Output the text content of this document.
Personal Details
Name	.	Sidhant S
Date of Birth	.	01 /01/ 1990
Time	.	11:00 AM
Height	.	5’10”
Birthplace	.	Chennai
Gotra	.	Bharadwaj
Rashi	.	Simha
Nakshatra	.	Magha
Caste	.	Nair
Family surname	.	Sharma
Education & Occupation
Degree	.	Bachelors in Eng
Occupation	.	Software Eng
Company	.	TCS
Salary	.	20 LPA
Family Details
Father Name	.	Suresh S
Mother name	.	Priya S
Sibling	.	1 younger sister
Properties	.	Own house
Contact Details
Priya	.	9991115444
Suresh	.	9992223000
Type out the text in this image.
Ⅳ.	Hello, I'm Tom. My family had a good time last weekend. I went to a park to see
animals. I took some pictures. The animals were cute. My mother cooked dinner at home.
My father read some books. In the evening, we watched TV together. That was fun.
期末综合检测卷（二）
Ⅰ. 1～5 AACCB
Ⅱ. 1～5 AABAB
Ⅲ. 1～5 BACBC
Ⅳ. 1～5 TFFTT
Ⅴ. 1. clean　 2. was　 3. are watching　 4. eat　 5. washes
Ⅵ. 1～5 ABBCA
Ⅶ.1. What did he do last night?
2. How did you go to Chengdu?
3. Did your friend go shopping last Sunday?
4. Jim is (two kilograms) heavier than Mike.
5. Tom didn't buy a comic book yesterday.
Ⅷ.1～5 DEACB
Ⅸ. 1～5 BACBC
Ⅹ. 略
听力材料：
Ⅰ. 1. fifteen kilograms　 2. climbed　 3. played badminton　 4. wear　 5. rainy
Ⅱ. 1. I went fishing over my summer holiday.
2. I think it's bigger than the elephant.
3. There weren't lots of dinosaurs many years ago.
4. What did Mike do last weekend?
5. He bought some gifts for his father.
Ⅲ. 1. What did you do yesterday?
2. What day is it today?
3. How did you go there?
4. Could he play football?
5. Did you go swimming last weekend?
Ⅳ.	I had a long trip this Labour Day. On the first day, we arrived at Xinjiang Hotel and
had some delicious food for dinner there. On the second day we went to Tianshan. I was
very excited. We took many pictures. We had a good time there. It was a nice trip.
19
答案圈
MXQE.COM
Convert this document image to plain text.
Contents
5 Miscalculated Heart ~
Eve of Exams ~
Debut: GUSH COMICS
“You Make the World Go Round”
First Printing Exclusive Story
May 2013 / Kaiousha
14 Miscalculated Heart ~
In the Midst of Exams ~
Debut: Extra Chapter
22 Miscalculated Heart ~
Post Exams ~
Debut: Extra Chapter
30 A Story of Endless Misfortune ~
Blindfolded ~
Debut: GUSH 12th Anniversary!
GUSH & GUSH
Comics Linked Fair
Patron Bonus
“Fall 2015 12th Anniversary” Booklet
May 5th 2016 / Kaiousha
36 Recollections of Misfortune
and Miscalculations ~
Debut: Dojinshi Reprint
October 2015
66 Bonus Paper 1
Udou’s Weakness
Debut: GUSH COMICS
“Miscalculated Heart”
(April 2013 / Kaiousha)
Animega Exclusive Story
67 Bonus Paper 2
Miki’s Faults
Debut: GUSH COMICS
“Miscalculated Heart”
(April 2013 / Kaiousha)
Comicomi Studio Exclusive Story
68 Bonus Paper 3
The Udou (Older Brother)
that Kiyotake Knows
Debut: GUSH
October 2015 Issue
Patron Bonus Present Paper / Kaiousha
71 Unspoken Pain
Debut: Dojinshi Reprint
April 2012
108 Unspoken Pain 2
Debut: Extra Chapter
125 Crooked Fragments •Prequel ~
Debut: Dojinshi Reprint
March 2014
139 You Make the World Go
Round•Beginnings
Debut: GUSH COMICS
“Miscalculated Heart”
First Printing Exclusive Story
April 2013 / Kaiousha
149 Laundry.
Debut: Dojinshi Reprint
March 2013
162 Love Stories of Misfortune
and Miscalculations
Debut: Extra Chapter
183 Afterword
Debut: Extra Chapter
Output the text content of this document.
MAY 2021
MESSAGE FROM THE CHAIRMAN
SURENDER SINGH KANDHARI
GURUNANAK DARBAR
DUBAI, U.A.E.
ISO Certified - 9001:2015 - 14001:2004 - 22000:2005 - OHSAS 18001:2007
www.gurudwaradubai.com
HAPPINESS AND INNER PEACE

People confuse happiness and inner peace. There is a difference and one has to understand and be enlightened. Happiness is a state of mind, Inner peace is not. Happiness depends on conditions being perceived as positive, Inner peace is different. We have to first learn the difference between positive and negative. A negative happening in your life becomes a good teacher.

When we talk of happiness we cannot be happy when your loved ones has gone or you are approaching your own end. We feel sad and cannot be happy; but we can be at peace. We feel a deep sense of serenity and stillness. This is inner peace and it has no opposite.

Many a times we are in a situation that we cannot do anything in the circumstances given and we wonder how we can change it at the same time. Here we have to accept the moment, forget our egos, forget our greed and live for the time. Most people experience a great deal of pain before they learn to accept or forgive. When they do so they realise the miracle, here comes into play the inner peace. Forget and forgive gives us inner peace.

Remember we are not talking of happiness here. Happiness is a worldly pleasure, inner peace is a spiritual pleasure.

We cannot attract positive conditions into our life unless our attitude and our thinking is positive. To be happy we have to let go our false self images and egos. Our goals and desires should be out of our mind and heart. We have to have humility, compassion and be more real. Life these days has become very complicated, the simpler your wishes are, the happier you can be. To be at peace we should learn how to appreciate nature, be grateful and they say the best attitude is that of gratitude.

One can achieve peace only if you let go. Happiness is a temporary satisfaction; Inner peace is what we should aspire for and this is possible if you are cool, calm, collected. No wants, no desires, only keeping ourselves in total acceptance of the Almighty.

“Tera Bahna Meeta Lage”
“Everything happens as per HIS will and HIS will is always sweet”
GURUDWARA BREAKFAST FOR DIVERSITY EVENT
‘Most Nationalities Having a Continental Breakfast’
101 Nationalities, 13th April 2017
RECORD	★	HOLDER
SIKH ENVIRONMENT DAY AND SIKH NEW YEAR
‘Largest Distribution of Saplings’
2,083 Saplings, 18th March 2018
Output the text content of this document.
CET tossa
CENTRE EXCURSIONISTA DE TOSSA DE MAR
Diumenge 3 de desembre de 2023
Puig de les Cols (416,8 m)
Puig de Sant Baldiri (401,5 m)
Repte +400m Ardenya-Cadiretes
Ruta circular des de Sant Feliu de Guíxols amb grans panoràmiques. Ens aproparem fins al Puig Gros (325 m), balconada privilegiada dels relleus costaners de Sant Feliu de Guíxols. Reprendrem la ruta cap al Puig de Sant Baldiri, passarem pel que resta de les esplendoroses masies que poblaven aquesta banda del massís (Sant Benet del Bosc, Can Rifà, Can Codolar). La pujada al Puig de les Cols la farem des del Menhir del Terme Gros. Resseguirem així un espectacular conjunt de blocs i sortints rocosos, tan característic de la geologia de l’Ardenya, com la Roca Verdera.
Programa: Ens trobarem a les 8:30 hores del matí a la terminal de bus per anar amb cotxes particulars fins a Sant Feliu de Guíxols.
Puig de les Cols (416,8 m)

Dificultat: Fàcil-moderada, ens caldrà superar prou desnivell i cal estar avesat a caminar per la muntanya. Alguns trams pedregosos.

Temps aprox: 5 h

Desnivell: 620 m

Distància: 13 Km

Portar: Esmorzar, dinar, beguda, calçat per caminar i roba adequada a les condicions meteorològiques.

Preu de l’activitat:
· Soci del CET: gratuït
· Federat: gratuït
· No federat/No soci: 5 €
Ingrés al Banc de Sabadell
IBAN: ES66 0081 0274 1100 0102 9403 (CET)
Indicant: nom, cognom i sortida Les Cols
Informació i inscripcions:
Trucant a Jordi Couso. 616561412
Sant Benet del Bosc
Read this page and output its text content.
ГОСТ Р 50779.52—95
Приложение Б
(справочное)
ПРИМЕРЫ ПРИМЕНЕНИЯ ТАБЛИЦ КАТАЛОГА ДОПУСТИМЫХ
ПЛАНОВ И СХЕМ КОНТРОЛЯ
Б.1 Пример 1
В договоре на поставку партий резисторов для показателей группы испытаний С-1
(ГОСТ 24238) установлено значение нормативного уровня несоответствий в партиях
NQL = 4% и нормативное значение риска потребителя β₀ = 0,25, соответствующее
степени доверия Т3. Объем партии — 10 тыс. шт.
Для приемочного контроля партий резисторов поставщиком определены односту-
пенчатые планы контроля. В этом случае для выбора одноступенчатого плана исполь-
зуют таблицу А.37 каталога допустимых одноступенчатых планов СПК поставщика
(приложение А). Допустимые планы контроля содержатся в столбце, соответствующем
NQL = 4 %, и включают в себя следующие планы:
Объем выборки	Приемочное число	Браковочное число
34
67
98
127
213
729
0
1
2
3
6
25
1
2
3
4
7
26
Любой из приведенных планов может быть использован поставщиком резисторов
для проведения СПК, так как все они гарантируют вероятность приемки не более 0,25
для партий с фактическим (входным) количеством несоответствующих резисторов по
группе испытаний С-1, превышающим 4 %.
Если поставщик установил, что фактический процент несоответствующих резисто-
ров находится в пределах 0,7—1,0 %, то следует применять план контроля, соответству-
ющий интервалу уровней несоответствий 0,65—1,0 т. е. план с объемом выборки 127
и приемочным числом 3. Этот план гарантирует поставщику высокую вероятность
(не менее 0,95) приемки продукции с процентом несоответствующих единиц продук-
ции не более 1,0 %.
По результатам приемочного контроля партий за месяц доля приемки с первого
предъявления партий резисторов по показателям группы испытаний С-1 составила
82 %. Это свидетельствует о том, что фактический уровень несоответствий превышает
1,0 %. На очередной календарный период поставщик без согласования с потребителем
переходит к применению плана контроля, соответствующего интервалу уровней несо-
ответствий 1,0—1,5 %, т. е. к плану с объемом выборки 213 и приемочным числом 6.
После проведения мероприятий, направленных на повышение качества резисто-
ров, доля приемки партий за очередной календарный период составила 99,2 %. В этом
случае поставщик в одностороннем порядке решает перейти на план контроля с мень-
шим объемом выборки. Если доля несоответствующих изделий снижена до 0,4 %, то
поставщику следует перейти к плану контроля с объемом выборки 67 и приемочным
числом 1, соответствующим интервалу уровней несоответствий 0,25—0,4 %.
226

====

## [Instructions to follow]
Look for lines containing the string "Exclusive" and copy them all.

## [Response to this exercise]
First Printing Exclusive Story
Animega Exclusive Story
Comicomi Studio Exclusive Story
First Printing Exclusive Story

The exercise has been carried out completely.